Short task :: The records should be written out in full, with nothing altered.

Collected data entries:
* begin *

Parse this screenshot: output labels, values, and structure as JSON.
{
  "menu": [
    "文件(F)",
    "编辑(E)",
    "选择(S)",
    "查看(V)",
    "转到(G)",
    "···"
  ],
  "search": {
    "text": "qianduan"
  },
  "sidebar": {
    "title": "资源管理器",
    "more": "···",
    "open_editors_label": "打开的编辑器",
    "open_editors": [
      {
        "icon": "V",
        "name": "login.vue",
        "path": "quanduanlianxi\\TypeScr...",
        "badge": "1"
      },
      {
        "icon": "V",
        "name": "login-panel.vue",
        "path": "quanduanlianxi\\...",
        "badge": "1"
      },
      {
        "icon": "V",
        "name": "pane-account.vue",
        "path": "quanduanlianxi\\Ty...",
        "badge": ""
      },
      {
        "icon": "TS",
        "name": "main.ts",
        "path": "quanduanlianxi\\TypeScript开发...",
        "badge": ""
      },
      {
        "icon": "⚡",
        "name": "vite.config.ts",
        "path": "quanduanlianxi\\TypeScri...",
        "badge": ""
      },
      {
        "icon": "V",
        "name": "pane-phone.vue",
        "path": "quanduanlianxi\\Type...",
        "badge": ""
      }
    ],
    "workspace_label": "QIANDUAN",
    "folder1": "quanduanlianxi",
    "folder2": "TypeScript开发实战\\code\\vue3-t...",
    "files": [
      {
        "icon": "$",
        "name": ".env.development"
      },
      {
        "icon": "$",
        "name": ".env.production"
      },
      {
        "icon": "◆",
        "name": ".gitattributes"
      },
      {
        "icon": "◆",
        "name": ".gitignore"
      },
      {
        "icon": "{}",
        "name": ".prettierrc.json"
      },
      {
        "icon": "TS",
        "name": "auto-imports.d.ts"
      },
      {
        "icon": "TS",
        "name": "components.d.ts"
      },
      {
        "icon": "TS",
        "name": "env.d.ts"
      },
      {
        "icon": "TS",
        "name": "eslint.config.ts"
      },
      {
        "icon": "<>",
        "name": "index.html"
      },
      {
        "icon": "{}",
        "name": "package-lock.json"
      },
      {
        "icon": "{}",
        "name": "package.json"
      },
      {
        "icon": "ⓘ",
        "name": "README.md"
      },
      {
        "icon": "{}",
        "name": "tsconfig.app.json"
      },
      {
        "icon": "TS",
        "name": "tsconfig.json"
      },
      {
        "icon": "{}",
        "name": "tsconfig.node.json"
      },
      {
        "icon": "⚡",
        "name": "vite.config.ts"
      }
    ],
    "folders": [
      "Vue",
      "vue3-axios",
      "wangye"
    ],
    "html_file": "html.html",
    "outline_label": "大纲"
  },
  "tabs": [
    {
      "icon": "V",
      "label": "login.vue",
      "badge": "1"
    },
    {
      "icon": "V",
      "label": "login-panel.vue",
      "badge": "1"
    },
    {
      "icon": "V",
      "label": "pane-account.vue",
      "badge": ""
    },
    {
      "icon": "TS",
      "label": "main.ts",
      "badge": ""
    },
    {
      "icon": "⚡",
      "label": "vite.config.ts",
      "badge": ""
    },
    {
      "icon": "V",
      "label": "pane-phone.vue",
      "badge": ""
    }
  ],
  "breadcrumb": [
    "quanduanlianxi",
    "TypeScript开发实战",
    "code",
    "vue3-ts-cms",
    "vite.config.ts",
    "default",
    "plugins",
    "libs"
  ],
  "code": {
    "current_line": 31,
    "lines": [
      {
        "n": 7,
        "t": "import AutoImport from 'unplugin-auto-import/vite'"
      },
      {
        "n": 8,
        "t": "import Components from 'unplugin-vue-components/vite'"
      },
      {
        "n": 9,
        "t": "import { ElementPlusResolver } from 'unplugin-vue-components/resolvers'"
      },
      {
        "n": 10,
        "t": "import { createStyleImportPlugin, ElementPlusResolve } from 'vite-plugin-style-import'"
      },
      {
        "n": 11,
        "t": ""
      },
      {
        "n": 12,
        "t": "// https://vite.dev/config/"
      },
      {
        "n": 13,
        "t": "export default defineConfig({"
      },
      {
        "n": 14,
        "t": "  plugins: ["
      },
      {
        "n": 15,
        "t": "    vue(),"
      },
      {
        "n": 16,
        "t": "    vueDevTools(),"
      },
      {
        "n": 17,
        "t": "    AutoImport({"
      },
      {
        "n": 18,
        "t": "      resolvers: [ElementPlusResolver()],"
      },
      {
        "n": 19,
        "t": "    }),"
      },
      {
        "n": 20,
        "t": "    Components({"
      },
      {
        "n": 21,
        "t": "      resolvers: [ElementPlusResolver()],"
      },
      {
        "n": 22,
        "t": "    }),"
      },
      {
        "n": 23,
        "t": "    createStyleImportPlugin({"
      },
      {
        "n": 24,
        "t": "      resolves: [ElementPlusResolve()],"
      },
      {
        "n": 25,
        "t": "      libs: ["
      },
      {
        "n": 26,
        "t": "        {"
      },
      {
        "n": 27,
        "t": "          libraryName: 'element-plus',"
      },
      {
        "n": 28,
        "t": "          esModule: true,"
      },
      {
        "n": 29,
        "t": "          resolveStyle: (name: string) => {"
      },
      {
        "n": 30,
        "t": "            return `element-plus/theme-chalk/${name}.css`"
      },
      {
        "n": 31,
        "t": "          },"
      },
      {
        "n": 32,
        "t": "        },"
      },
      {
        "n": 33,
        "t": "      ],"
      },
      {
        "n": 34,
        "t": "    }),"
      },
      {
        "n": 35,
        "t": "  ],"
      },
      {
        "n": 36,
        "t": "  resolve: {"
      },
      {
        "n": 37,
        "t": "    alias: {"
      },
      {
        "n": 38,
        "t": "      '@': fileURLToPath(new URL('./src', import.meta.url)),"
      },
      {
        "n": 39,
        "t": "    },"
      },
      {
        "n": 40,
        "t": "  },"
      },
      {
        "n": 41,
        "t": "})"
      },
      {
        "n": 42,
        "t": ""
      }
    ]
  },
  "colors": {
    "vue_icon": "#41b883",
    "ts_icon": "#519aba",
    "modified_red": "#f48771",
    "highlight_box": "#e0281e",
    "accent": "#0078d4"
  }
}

* end *

Response for this exercise ::
Parse this screenshot: output labels, values, and structure as JSON.
{
  "menu": [
    "文件(F)",
    "编辑(E)",
    "选择(S)",
    "查看(V)",
    "转到(G)",
    "···"
  ],
  "search": {
    "text": "qianduan"
  },
  "sidebar": {
    "title": "资源管理器",
    "more": "···",
    "open_editors_label": "打开的编辑器",
    "open_editors": [
      {
        "icon": "V",
        "name": "login.vue",
        "path": "quanduanlianxi\\TypeScr...",
        "badge": "1"
      },
      {
        "icon": "V",
        "name": "login-panel.vue",
        "path": "quanduanlianxi\\...",
        "badge": "1"
      },
      {
        "icon": "V",
        "name": "pane-account.vue",
        "path": "quanduanlianxi\\Ty...",
        "badge": ""
      },
      {
        "icon": "TS",
        "name": "main.ts",
        "path": "quanduanlianxi\\TypeScript开发...",
        "badge": ""
      },
      {
        "icon": "⚡",
        "name": "vite.config.ts",
        "path": "quanduanlianxi\\TypeScri...",
        "badge": ""
      },
      {
        "icon": "V",
        "name": "pane-phone.vue",
        "path": "quanduanlianxi\\Type...",
        "badge": ""
      }
    ],
    "workspace_label": "QIANDUAN",
    "folder1": "quanduanlianxi",
    "folder2": "TypeScript开发实战\\code\\vue3-t...",
    "files": [
      {
        "icon": "$",
        "name": ".env.development"
      },
      {
        "icon": "$",
        "name": ".env.production"
      },
      {
        "icon": "◆",
        "name": ".gitattributes"
      },
      {
        "icon": "◆",
        "name": ".gitignore"
      },
      {
        "icon": "{}",
        "name": ".prettierrc.json"
      },
      {
        "icon": "TS",
        "name": "auto-imports.d.ts"
      },
      {
        "icon": "TS",
        "name": "components.d.ts"
      },
      {
        "icon": "TS",
        "name": "env.d.ts"
      },
      {
        "icon": "TS",
        "name": "eslint.config.ts"
      },
      {
        "icon": "<>",
        "name": "index.html"
      },
      {
        "icon": "{}",
        "name": "package-lock.json"
      },
      {
        "icon": "{}",
        "name": "package.json"
      },
      {
        "icon": "ⓘ",
        "name": "README.md"
      },
      {
        "icon": "{}",
        "name": "tsconfig.app.json"
      },
      {
        "icon": "TS",
        "name": "tsconfig.json"
      },
      {
        "icon": "{}",
        "name": "tsconfig.node.json"
      },
      {
        "icon": "⚡",
        "name": "vite.config.ts"
      }
    ],
    "folders": [
      "Vue",
      "vue3-axios",
      "wangye"
    ],
    "html_file": "html.html",
    "outline_label": "大纲"
  },
  "tabs": [
    {
      "icon": "V",
      "label": "login.vue",
      "badge": "1"
    },
    {
      "icon": "V",
      "label": "login-panel.vue",
      "badge": "1"
    },
    {
      "icon": "V",
      "label": "pane-account.vue",
      "badge": ""
    },
    {
      "icon": "TS",
      "label": "main.ts",
      "badge": ""
    },
    {
      "icon": "⚡",
      "label": "vite.config.ts",
      "badge": ""
    },
    {
      "icon": "V",
      "label": "pane-phone.vue",
      "badge": ""
    }
  ],
  "breadcrumb": [
    "quanduanlianxi",
    "TypeScript开发实战",
    "code",
    "vue3-ts-cms",
    "vite.config.ts",
    "default",
    "plugins",
    "libs"
  ],
  "code": {
    "current_line": 31,
    "lines": [
      {
        "n": 7,
        "t": "import AutoImport from 'unplugin-auto-import/vite'"
      },
      {
        "n": 8,
        "t": "import Components from 'unplugin-vue-components/vite'"
      },
      {
        "n": 9,
        "t": "import { ElementPlusResolver } from 'unplugin-vue-components/resolvers'"
      },
      {
        "n": 10,
        "t": "import { createStyleImportPlugin, ElementPlusResolve } from 'vite-plugin-style-import'"
      },
      {
        "n": 11,
        "t": ""
      },
      {
        "n": 12,
        "t": "// https://vite.dev/config/"
      },
      {
        "n": 13,
        "t": "export default defineConfig({"
      },
      {
        "n": 14,
        "t": "  plugins: ["
      },
      {
        "n": 15,
        "t": "    vue(),"
      },
      {
        "n": 16,
        "t": "    vueDevTools(),"
      },
      {
        "n": 17,
        "t": "    AutoImport({"
      },
      {
        "n": 18,
        "t": "      resolvers: [ElementPlusResolver()],"
      },
      {
        "n": 19,
        "t": "    }),"
      },
      {
        "n": 20,
        "t": "    Components({"
      },
      {
        "n": 21,
        "t": "      resolvers: [ElementPlusResolver()],"
      },
      {
        "n": 22,
        "t": "    }),"
      },
      {
        "n": 23,
        "t": "    createStyleImportPlugin({"
      },
      {
        "n": 24,
        "t": "      resolves: [ElementPlusResolve()],"
      },
      {
        "n": 25,
        "t": "      libs: ["
      },
      {
        "n": 26,
        "t": "        {"
      },
      {
        "n": 27,
        "t": "          libraryName: 'element-plus',"
      },
      {
        "n": 28,
        "t": "          esModule: true,"
      },
      {
        "n": 29,
        "t": "          resolveStyle: (name: string) => {"
      },
      {
        "n": 30,
        "t": "            return `element-plus/theme-chalk/${name}.css`"
      },
      {
        "n": 31,
        "t": "          },"
      },
      {
        "n": 32,
        "t": "        },"
      },
      {
        "n": 33,
        "t": "      ],"
      },
      {
        "n": 34,
        "t": "    }),"
      },
      {
        "n": 35,
        "t": "  ],"
      },
      {
        "n": 36,
        "t": "  resolve: {"
      },
      {
        "n": 37,
        "t": "    alias: {"
      },
      {
        "n": 38,
        "t": "      '@': fileURLToPath(new URL('./src', import.meta.url)),"
      },
      {
        "n": 39,
        "t": "    },"
      },
      {
        "n": 40,
        "t": "  },"
      },
      {
        "n": 41,
        "t": "})"
      },
      {
        "n": 42,
        "t": ""
      }
    ]
  },
  "colors": {
    "vue_icon": "#41b883",
    "ts_icon": "#519aba",
    "modified_red": "#f48771",
    "highlight_box": "#e0281e",
    "accent": "#0078d4"
  }
}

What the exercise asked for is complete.